- [Work instructions] Write out the records below word for word, please.

*** Excerpted data ***

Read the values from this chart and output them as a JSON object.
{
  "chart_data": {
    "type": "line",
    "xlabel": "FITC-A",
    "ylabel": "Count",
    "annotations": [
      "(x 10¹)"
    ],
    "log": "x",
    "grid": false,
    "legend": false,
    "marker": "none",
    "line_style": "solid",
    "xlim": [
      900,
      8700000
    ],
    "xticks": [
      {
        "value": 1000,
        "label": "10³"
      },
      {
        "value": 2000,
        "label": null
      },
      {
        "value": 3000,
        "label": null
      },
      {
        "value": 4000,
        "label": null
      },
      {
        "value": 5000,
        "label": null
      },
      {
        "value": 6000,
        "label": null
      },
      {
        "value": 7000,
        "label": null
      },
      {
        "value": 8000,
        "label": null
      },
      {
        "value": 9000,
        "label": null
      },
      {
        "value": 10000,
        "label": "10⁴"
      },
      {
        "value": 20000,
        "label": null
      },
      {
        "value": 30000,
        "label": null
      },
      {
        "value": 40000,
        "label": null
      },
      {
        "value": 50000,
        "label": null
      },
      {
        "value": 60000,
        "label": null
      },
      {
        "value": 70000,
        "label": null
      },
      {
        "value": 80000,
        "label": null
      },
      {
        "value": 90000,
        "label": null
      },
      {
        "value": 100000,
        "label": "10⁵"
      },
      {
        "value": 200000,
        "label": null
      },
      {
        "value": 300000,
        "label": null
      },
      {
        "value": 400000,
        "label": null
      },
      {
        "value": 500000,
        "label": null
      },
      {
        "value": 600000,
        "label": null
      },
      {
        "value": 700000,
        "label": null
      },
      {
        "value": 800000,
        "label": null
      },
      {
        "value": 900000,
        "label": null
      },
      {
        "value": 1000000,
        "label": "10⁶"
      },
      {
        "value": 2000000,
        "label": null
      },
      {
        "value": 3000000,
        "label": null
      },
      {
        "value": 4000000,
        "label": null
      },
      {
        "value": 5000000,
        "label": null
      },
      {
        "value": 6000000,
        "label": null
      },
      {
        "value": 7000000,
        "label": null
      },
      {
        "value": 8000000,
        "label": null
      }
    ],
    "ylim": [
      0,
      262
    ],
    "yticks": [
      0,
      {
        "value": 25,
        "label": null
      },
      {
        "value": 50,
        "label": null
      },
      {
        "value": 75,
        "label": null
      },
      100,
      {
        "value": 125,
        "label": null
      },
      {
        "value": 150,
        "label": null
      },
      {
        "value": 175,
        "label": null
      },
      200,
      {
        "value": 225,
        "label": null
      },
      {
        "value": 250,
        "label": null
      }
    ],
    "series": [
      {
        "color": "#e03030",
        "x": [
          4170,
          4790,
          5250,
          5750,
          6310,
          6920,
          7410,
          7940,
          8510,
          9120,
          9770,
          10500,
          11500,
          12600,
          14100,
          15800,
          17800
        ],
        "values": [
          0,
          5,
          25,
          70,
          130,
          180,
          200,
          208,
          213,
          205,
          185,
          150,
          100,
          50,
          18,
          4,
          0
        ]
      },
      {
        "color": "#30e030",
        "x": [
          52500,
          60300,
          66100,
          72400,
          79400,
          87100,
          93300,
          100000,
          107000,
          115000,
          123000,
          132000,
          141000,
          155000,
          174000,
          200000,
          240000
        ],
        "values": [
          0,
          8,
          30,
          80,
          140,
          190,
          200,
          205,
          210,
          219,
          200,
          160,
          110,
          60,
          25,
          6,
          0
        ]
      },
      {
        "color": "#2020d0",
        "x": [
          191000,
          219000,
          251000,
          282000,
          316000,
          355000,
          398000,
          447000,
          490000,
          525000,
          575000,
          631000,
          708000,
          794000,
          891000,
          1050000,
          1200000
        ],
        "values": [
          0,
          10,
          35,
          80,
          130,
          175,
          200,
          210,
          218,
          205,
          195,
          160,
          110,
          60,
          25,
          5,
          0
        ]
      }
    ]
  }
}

***

- [Written answer]
Read the values from this chart and output them as a JSON object.
{
  "chart_data": {
    "type": "line",
    "xlabel": "FITC-A",
    "ylabel": "Count",
    "annotations": [
      "(x 10¹)"
    ],
    "log": "x",
    "grid": false,
    "legend": false,
    "marker": "none",
    "line_style": "solid",
    "xlim": [
      900,
      8700000
    ],
    "xticks": [
      {
        "value": 1000,
        "label": "10³"
      },
      {
        "value": 2000,
        "label": null
      },
      {
        "value": 3000,
        "label": null
      },
      {
        "value": 4000,
        "label": null
      },
      {
        "value": 5000,
        "label": null
      },
      {
        "value": 6000,
        "label": null
      },
      {
        "value": 7000,
        "label": null
      },
      {
        "value": 8000,
        "label": null
      },
      {
        "value": 9000,
        "label": null
      },
      {
        "value": 10000,
        "label": "10⁴"
      },
      {
        "value": 20000,
        "label": null
      },
      {
        "value": 30000,
        "label": null
      },
      {
        "value": 40000,
        "label": null
      },
      {
        "value": 50000,
        "label": null
      },
      {
        "value": 60000,
        "label": null
      },
      {
        "value": 70000,
        "label": null
      },
      {
        "value": 80000,
        "label": null
      },
      {
        "value": 90000,
        "label": null
      },
      {
        "value": 100000,
        "label": "10⁵"
      },
      {
        "value": 200000,
        "label": null
      },
      {
        "value": 300000,
        "label": null
      },
      {
        "value": 400000,
        "label": null
      },
      {
        "value": 500000,
        "label": null
      },
      {
        "value": 600000,
        "label": null
      },
      {
        "value": 700000,
        "label": null
      },
      {
        "value": 800000,
        "label": null
      },
      {
        "value": 900000,
        "label": null
      },
      {
        "value": 1000000,
        "label": "10⁶"
      },
      {
        "value": 2000000,
        "label": null
      },
      {
        "value": 3000000,
        "label": null
      },
      {
        "value": 4000000,
        "label": null
      },
      {
        "value": 5000000,
        "label": null
      },
      {
        "value": 6000000,
        "label": null
      },
      {
        "value": 7000000,
        "label": null
      },
      {
        "value": 8000000,
        "label": null
      }
    ],
    "ylim": [
      0,
      262
    ],
    "yticks": [
      0,
      {
        "value": 25,
        "label": null
      },
      {
        "value": 50,
        "label": null
      },
      {
        "value": 75,
        "label": null
      },
      100,
      {
        "value": 125,
        "label": null
      },
      {
        "value": 150,
        "label": null
      },
      {
        "value": 175,
        "label": null
      },
      200,
      {
        "value": 225,
        "label": null
      },
      {
        "value": 250,
        "label": null
      }
    ],
    "series": [
      {
        "color": "#e03030",
        "x": [
          4170,
          4790,
          5250,
          5750,
          6310,
          6920,
          7410,
          7940,
          8510,
          9120,
          9770,
          10500,
          11500,
          12600,
          14100,
          15800,
          17800
        ],
        "values": [
          0,
          5,
          25,
          70,
          130,
          180,
          200,
          208,
          213,
          205,
          185,
          150,
          100,
          50,
          18,
          4,
          0
        ]
      },
      {
        "color": "#30e030",
        "x": [
          52500,
          60300,
          66100,
          72400,
          79400,
          87100,
          93300,
          100000,
          107000,
          115000,
          123000,
          132000,
          141000,
          155000,
          174000,
          200000,
          240000
        ],
        "values": [
          0,
          8,
          30,
          80,
          140,
          190,
          200,
          205,
          210,
          219,
          200,
          160,
          110,
          60,
          25,
          6,
          0
        ]
      },
      {
        "color": "#2020d0",
        "x": [
          191000,
          219000,
          251000,
          282000,
          316000,
          355000,
          398000,
          447000,
          490000,
          525000,
          575000,
          631000,
          708000,
          794000,
          891000,
          1050000,
          1200000
        ],
        "values": [
          0,
          10,
          35,
          80,
          130,
          175,
          200,
          210,
          218,
          205,
          195,
          160,
          110,
          60,
          25,
          5,
          0
        ]
      }
    ]
  }
}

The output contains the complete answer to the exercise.